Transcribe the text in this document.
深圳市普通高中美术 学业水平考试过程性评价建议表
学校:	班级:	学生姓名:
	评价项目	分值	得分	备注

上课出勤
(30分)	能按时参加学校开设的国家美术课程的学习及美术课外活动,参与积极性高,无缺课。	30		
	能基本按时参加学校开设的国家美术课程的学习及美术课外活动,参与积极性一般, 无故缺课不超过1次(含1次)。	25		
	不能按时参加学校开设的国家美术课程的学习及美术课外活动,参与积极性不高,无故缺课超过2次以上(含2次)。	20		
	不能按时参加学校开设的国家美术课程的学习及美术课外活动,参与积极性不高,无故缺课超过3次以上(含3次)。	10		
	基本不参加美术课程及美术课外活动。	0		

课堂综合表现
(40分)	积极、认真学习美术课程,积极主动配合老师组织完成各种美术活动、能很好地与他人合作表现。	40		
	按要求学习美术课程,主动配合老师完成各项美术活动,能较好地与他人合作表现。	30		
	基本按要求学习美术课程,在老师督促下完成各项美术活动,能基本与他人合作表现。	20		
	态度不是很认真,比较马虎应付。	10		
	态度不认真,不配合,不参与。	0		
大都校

...

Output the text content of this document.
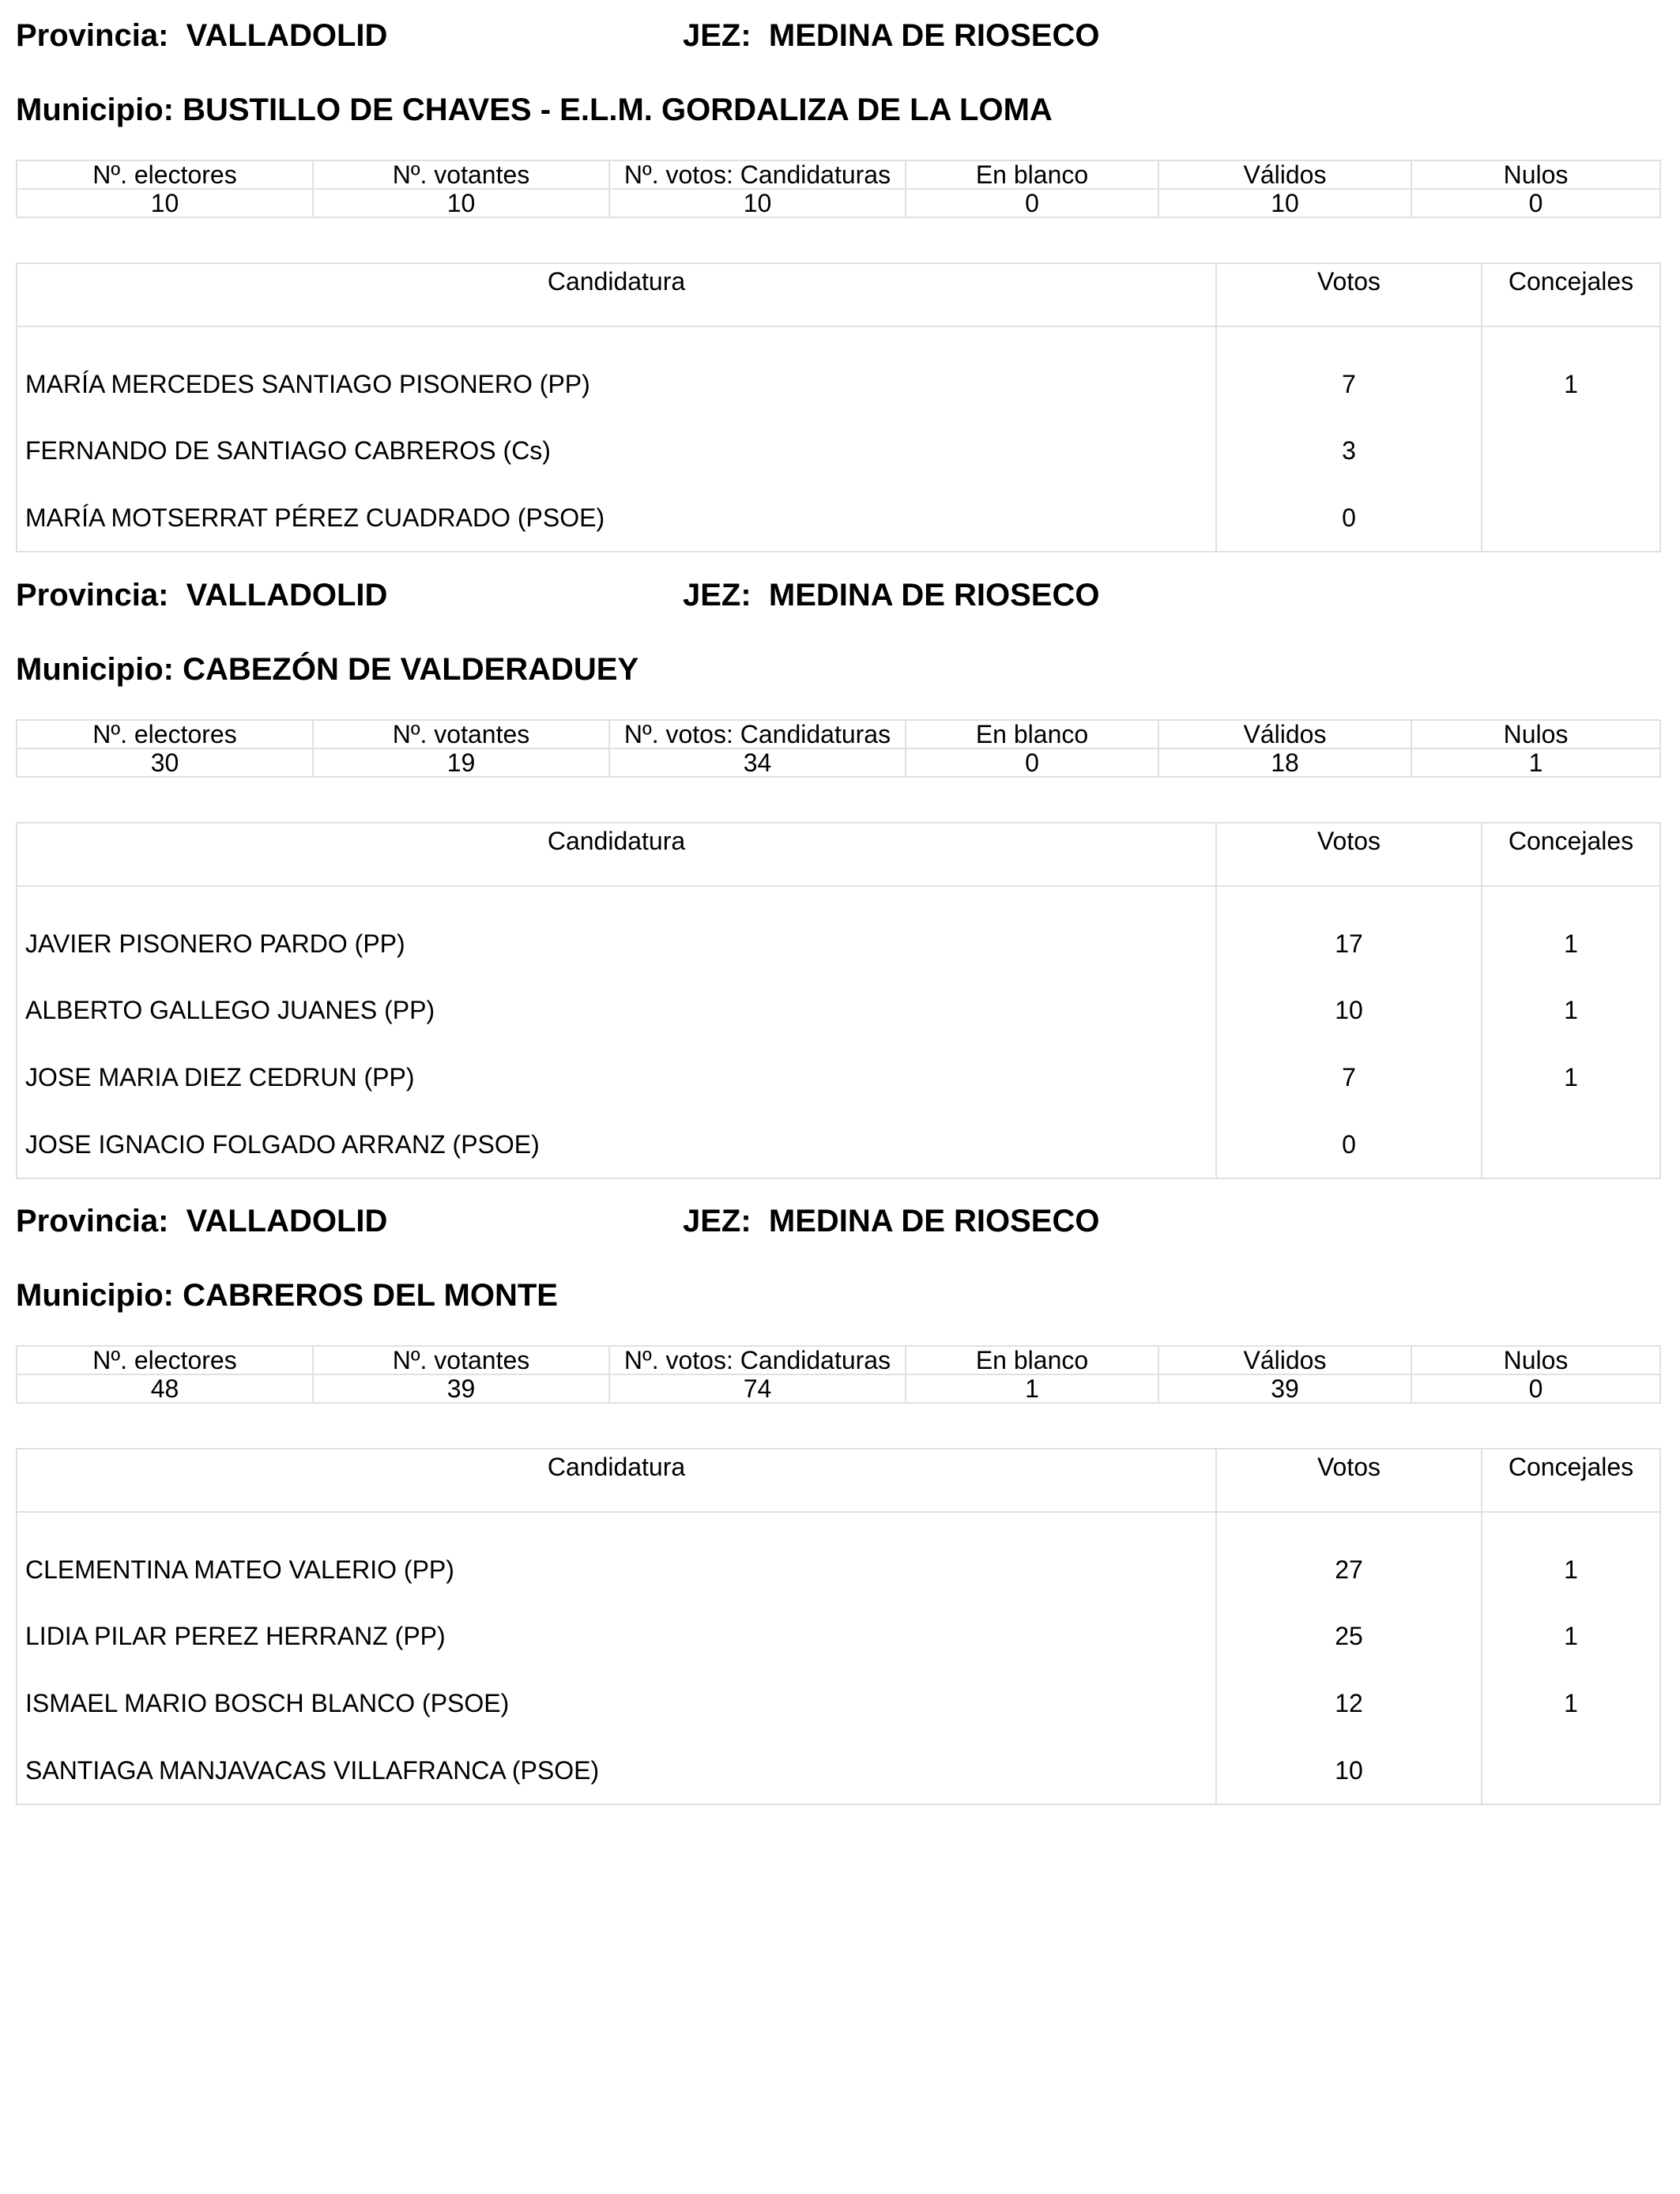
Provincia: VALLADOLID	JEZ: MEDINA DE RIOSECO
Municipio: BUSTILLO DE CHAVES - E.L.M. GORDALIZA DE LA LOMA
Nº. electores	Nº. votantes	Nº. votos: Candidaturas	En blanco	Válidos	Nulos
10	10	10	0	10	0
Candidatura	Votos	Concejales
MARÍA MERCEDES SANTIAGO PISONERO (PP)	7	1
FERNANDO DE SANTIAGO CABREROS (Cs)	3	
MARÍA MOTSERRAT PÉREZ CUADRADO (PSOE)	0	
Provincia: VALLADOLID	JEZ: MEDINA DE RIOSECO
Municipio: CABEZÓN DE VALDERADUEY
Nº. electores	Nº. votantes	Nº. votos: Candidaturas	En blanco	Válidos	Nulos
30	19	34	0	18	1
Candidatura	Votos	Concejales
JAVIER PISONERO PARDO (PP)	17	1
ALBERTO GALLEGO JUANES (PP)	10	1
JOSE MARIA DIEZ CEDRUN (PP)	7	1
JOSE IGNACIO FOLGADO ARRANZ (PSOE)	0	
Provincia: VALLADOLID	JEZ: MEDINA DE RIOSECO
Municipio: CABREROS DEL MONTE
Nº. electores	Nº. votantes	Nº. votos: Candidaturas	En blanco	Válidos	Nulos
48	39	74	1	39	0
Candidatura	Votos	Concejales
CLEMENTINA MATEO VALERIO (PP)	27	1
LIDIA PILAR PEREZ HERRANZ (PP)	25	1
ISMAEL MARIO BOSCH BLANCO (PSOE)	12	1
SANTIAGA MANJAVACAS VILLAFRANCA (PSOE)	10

Task instructions
Go through the records. Copy each line where "SANTIAGO" appears.

Output for this exercise
MARÍA MERCEDES SANTIAGO PISONERO (PP)	7	1
FERNANDO DE SANTIAGO CABREROS (Cs)	3	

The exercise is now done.